__OBJECTIVE__. Give all the lines below again, exactly, with no pictures.

[Start STORED DATA]

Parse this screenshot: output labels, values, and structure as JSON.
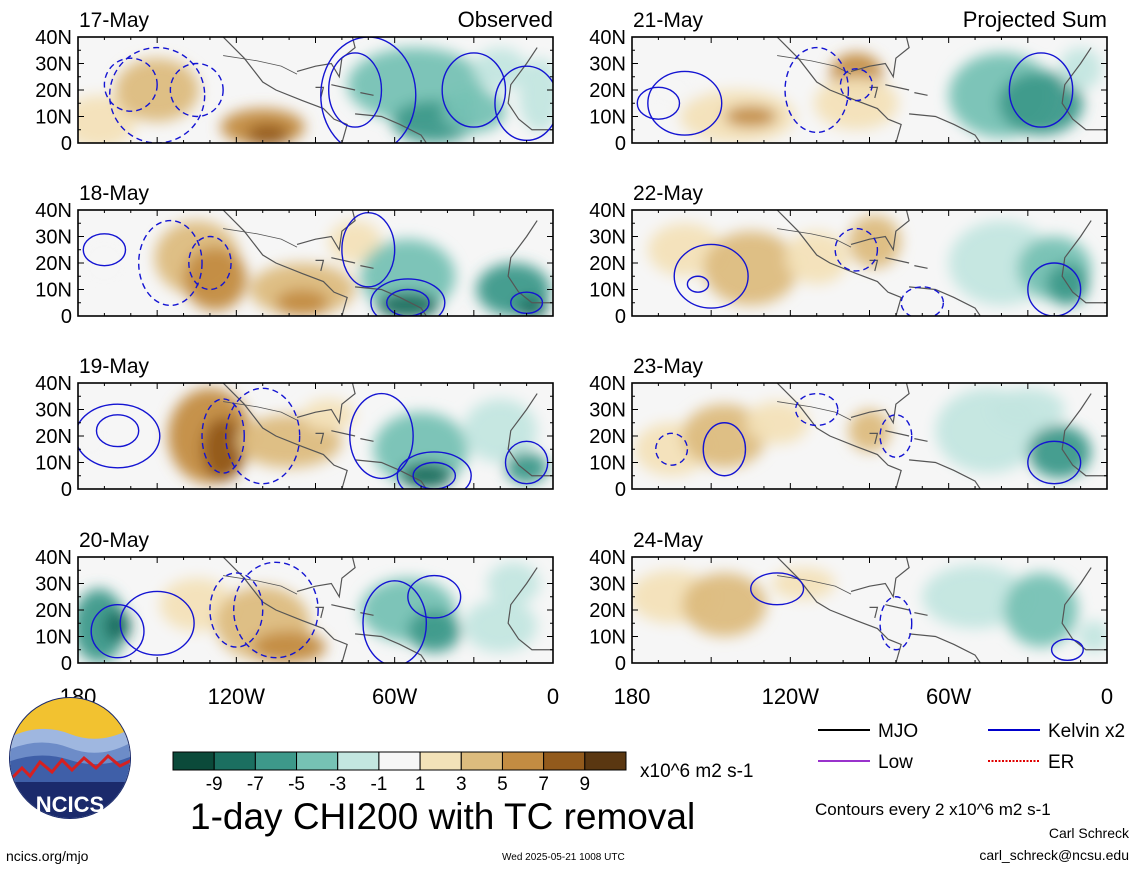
{
  "chart_data": {
    "type": "heatmap",
    "title": "1-day CHI200 with TC removal",
    "contour_note": "Contours every 2 x10^6 m2 s-1",
    "units": "x10^6 m2 s-1",
    "x_axis": {
      "ticks": [
        "180",
        "120W",
        "60W",
        "0"
      ],
      "lon_range": [
        -180,
        0
      ]
    },
    "y_axis": {
      "ticks": [
        "40N",
        "30N",
        "20N",
        "10N",
        "0"
      ],
      "lat_range": [
        0,
        40
      ]
    },
    "column_titles": {
      "left": "Observed",
      "right": "Projected Sum"
    },
    "panels": [
      {
        "date": "17-May",
        "column": "left"
      },
      {
        "date": "18-May",
        "column": "left"
      },
      {
        "date": "19-May",
        "column": "left"
      },
      {
        "date": "20-May",
        "column": "left"
      },
      {
        "date": "21-May",
        "column": "right"
      },
      {
        "date": "22-May",
        "column": "right"
      },
      {
        "date": "23-May",
        "column": "right"
      },
      {
        "date": "24-May",
        "column": "right"
      }
    ],
    "colorbar": {
      "labels": [
        "-9",
        "-7",
        "-5",
        "-3",
        "-1",
        "1",
        "3",
        "5",
        "7",
        "9"
      ],
      "colors": [
        "#0b4a3a",
        "#1b6f60",
        "#3d998a",
        "#76c2b4",
        "#c3e6e0",
        "#f6f6f6",
        "#f3e2b8",
        "#ddbc7e",
        "#c38c42",
        "#925a1c",
        "#5a3711"
      ]
    },
    "legend": [
      {
        "label": "MJO",
        "color": "#000000",
        "style": "solid"
      },
      {
        "label": "Kelvin x2",
        "color": "#0000cc",
        "style": "solid"
      },
      {
        "label": "Low",
        "color": "#9932cc",
        "style": "solid"
      },
      {
        "label": "ER",
        "color": "#e00000",
        "style": "dotted"
      }
    ]
  },
  "footer": {
    "author": "Carl Schreck",
    "email": "carl_schreck@ncsu.edu",
    "url": "ncics.org/mjo",
    "timestamp": "Wed 2025-05-21 1008 UTC",
    "logo_text": "NCICS"
  }
}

[End STORED DATA]

__CORRECT RESULT__.
Parse this screenshot: output labels, values, and structure as JSON.
{
  "chart_data": {
    "type": "heatmap",
    "title": "1-day CHI200 with TC removal",
    "contour_note": "Contours every 2 x10^6 m2 s-1",
    "units": "x10^6 m2 s-1",
    "x_axis": {
      "ticks": [
        "180",
        "120W",
        "60W",
        "0"
      ],
      "lon_range": [
        -180,
        0
      ]
    },
    "y_axis": {
      "ticks": [
        "40N",
        "30N",
        "20N",
        "10N",
        "0"
      ],
      "lat_range": [
        0,
        40
      ]
    },
    "column_titles": {
      "left": "Observed",
      "right": "Projected Sum"
    },
    "panels": [
      {
        "date": "17-May",
        "column": "left"
      },
      {
        "date": "18-May",
        "column": "left"
      },
      {
        "date": "19-May",
        "column": "left"
      },
      {
        "date": "20-May",
        "column": "left"
      },
      {
        "date": "21-May",
        "column": "right"
      },
      {
        "date": "22-May",
        "column": "right"
      },
      {
        "date": "23-May",
        "column": "right"
      },
      {
        "date": "24-May",
        "column": "right"
      }
    ],
    "colorbar": {
      "labels": [
        "-9",
        "-7",
        "-5",
        "-3",
        "-1",
        "1",
        "3",
        "5",
        "7",
        "9"
      ],
      "colors": [
        "#0b4a3a",
        "#1b6f60",
        "#3d998a",
        "#76c2b4",
        "#c3e6e0",
        "#f6f6f6",
        "#f3e2b8",
        "#ddbc7e",
        "#c38c42",
        "#925a1c",
        "#5a3711"
      ]
    },
    "legend": [
      {
        "label": "MJO",
        "color": "#000000",
        "style": "solid"
      },
      {
        "label": "Kelvin x2",
        "color": "#0000cc",
        "style": "solid"
      },
      {
        "label": "Low",
        "color": "#9932cc",
        "style": "solid"
      },
      {
        "label": "ER",
        "color": "#e00000",
        "style": "dotted"
      }
    ]
  },
  "footer": {
    "author": "Carl Schreck",
    "email": "carl_schreck@ncsu.edu",
    "url": "ncics.org/mjo",
    "timestamp": "Wed 2025-05-21 1008 UTC",
    "logo_text": "NCICS"
  }
}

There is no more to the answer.